WRITTEN EXERCISE: Quote the data below in full, please, without altering anything.

## Start GIVEN DATA

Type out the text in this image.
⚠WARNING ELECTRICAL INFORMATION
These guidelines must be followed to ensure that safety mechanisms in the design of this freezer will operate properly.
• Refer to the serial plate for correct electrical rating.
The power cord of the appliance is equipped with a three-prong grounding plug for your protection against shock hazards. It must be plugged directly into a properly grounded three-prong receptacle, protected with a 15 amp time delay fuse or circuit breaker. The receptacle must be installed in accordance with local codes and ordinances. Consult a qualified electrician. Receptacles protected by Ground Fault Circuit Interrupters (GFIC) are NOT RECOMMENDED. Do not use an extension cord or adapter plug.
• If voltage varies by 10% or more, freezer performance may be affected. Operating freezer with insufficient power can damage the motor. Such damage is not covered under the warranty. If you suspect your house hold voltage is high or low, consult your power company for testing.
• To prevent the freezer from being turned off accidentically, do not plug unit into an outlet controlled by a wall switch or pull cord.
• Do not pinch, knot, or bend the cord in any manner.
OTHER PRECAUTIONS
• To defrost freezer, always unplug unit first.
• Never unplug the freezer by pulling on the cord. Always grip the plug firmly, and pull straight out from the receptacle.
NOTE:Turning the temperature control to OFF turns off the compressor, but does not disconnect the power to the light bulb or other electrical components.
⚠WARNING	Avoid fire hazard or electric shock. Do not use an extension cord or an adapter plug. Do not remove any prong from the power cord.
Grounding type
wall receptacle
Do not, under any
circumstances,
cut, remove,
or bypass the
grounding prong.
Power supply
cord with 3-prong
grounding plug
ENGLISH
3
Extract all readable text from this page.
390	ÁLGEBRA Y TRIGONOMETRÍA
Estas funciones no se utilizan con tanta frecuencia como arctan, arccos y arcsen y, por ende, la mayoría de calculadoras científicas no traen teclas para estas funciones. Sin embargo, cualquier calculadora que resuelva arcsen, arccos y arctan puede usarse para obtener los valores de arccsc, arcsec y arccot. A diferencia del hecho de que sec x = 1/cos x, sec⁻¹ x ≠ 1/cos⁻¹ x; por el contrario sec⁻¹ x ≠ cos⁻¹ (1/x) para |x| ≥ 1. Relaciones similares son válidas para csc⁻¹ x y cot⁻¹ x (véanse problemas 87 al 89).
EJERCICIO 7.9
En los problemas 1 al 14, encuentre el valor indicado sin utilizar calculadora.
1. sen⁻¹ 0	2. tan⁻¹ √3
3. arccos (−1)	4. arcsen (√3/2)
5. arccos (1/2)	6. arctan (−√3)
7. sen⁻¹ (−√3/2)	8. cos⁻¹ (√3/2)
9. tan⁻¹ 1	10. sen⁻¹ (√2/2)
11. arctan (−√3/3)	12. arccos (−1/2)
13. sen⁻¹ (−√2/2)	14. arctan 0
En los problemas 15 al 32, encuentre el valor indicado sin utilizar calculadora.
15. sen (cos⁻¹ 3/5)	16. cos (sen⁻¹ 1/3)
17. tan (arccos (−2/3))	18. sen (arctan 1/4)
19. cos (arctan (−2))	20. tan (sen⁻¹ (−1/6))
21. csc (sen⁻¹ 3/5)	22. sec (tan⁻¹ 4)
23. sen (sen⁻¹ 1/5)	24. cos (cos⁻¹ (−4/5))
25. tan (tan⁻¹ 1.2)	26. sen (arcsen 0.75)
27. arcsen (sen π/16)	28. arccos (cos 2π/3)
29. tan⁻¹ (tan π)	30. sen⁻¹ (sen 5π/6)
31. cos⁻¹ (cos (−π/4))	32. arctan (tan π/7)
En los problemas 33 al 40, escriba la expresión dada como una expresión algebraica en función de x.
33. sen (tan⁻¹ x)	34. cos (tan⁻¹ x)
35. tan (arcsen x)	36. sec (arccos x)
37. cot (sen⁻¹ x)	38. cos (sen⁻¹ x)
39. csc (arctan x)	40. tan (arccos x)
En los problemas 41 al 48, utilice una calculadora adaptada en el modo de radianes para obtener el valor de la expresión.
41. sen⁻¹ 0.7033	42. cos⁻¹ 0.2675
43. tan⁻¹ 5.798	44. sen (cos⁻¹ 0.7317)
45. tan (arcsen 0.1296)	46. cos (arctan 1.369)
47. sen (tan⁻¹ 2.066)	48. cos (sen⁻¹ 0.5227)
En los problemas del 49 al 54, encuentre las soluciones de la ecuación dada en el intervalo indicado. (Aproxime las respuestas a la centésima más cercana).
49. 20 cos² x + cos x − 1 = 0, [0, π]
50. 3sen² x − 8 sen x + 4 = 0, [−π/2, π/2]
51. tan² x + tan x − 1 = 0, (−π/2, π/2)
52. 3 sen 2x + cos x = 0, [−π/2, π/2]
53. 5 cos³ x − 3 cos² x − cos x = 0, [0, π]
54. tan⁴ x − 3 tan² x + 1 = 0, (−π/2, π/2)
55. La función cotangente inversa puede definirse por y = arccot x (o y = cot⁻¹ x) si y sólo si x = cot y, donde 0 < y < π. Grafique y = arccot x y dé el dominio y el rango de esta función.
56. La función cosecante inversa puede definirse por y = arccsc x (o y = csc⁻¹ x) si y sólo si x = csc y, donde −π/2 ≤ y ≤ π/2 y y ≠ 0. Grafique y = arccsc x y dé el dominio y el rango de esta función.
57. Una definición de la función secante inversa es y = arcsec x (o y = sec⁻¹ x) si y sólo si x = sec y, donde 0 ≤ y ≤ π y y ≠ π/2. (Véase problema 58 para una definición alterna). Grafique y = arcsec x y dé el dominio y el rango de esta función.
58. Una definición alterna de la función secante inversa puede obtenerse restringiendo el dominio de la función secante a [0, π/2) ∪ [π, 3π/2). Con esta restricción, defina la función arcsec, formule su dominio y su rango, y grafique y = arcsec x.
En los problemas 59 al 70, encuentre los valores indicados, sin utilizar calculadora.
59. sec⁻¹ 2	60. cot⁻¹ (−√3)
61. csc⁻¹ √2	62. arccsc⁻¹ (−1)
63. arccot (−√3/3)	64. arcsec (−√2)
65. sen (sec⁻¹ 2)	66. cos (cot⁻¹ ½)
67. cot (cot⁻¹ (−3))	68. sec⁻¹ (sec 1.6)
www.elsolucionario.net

## End GIVEN DATA

REPLY TO THE EXERCISE:
Type out the text in this image.
⚠WARNING ELECTRICAL INFORMATION
These guidelines must be followed to ensure that safety mechanisms in the design of this freezer will operate properly.
• Refer to the serial plate for correct electrical rating.
The power cord of the appliance is equipped with a three-prong grounding plug for your protection against shock hazards. It must be plugged directly into a properly grounded three-prong receptacle, protected with a 15 amp time delay fuse or circuit breaker. The receptacle must be installed in accordance with local codes and ordinances. Consult a qualified electrician. Receptacles protected by Ground Fault Circuit Interrupters (GFIC) are NOT RECOMMENDED. Do not use an extension cord or adapter plug.
• If voltage varies by 10% or more, freezer performance may be affected. Operating freezer with insufficient power can damage the motor. Such damage is not covered under the warranty. If you suspect your house hold voltage is high or low, consult your power company for testing.
• To prevent the freezer from being turned off accidentically, do not plug unit into an outlet controlled by a wall switch or pull cord.
• Do not pinch, knot, or bend the cord in any manner.
OTHER PRECAUTIONS
• To defrost freezer, always unplug unit first.
• Never unplug the freezer by pulling on the cord. Always grip the plug firmly, and pull straight out from the receptacle.
NOTE:Turning the temperature control to OFF turns off the compressor, but does not disconnect the power to the light bulb or other electrical components.
⚠WARNING	Avoid fire hazard or electric shock. Do not use an extension cord or an adapter plug. Do not remove any prong from the power cord.
Grounding type
wall receptacle
Do not, under any
circumstances,
cut, remove,
or bypass the
grounding prong.
Power supply
cord with 3-prong
grounding plug
ENGLISH
3
Extract all readable text from this page.
390	ÁLGEBRA Y TRIGONOMETRÍA
Estas funciones no se utilizan con tanta frecuencia como arctan, arccos y arcsen y, por ende, la mayoría de calculadoras científicas no traen teclas para estas funciones. Sin embargo, cualquier calculadora que resuelva arcsen, arccos y arctan puede usarse para obtener los valores de arccsc, arcsec y arccot. A diferencia del hecho de que sec x = 1/cos x, sec⁻¹ x ≠ 1/cos⁻¹ x; por el contrario sec⁻¹ x ≠ cos⁻¹ (1/x) para |x| ≥ 1. Relaciones similares son válidas para csc⁻¹ x y cot⁻¹ x (véanse problemas 87 al 89).
EJERCICIO 7.9
En los problemas 1 al 14, encuentre el valor indicado sin utilizar calculadora.
1. sen⁻¹ 0	2. tan⁻¹ √3
3. arccos (−1)	4. arcsen (√3/2)
5. arccos (1/2)	6. arctan (−√3)
7. sen⁻¹ (−√3/2)	8. cos⁻¹ (√3/2)
9. tan⁻¹ 1	10. sen⁻¹ (√2/2)
11. arctan (−√3/3)	12. arccos (−1/2)
13. sen⁻¹ (−√2/2)	14. arctan 0
En los problemas 15 al 32, encuentre el valor indicado sin utilizar calculadora.
15. sen (cos⁻¹ 3/5)	16. cos (sen⁻¹ 1/3)
17. tan (arccos (−2/3))	18. sen (arctan 1/4)
19. cos (arctan (−2))	20. tan (sen⁻¹ (−1/6))
21. csc (sen⁻¹ 3/5)	22. sec (tan⁻¹ 4)
23. sen (sen⁻¹ 1/5)	24. cos (cos⁻¹ (−4/5))
25. tan (tan⁻¹ 1.2)	26. sen (arcsen 0.75)
27. arcsen (sen π/16)	28. arccos (cos 2π/3)
29. tan⁻¹ (tan π)	30. sen⁻¹ (sen 5π/6)
31. cos⁻¹ (cos (−π/4))	32. arctan (tan π/7)
En los problemas 33 al 40, escriba la expresión dada como una expresión algebraica en función de x.
33. sen (tan⁻¹ x)	34. cos (tan⁻¹ x)
35. tan (arcsen x)	36. sec (arccos x)
37. cot (sen⁻¹ x)	38. cos (sen⁻¹ x)
39. csc (arctan x)	40. tan (arccos x)
En los problemas 41 al 48, utilice una calculadora adaptada en el modo de radianes para obtener el valor de la expresión.
41. sen⁻¹ 0.7033	42. cos⁻¹ 0.2675
43. tan⁻¹ 5.798	44. sen (cos⁻¹ 0.7317)
45. tan (arcsen 0.1296)	46. cos (arctan 1.369)
47. sen (tan⁻¹ 2.066)	48. cos (sen⁻¹ 0.5227)
En los problemas del 49 al 54, encuentre las soluciones de la ecuación dada en el intervalo indicado. (Aproxime las respuestas a la centésima más cercana).
49. 20 cos² x + cos x − 1 = 0, [0, π]
50. 3sen² x − 8 sen x + 4 = 0, [−π/2, π/2]
51. tan² x + tan x − 1 = 0, (−π/2, π/2)
52. 3 sen 2x + cos x = 0, [−π/2, π/2]
53. 5 cos³ x − 3 cos² x − cos x = 0, [0, π]
54. tan⁴ x − 3 tan² x + 1 = 0, (−π/2, π/2)
55. La función cotangente inversa puede definirse por y = arccot x (o y = cot⁻¹ x) si y sólo si x = cot y, donde 0 < y < π. Grafique y = arccot x y dé el dominio y el rango de esta función.
56. La función cosecante inversa puede definirse por y = arccsc x (o y = csc⁻¹ x) si y sólo si x = csc y, donde −π/2 ≤ y ≤ π/2 y y ≠ 0. Grafique y = arccsc x y dé el dominio y el rango de esta función.
57. Una definición de la función secante inversa es y = arcsec x (o y = sec⁻¹ x) si y sólo si x = sec y, donde 0 ≤ y ≤ π y y ≠ π/2. (Véase problema 58 para una definición alterna). Grafique y = arcsec x y dé el dominio y el rango de esta función.
58. Una definición alterna de la función secante inversa puede obtenerse restringiendo el dominio de la función secante a [0, π/2) ∪ [π, 3π/2). Con esta restricción, defina la función arcsec, formule su dominio y su rango, y grafique y = arcsec x.
En los problemas 59 al 70, encuentre los valores indicados, sin utilizar calculadora.
59. sec⁻¹ 2	60. cot⁻¹ (−√3)
61. csc⁻¹ √2	62. arccsc⁻¹ (−1)
63. arccot (−√3/3)	64. arcsec (−√2)
65. sen (sec⁻¹ 2)	66. cos (cot⁻¹ ½)
67. cot (cot⁻¹ (−3))	68. sec⁻¹ (sec 1.6)
www.elsolucionario.net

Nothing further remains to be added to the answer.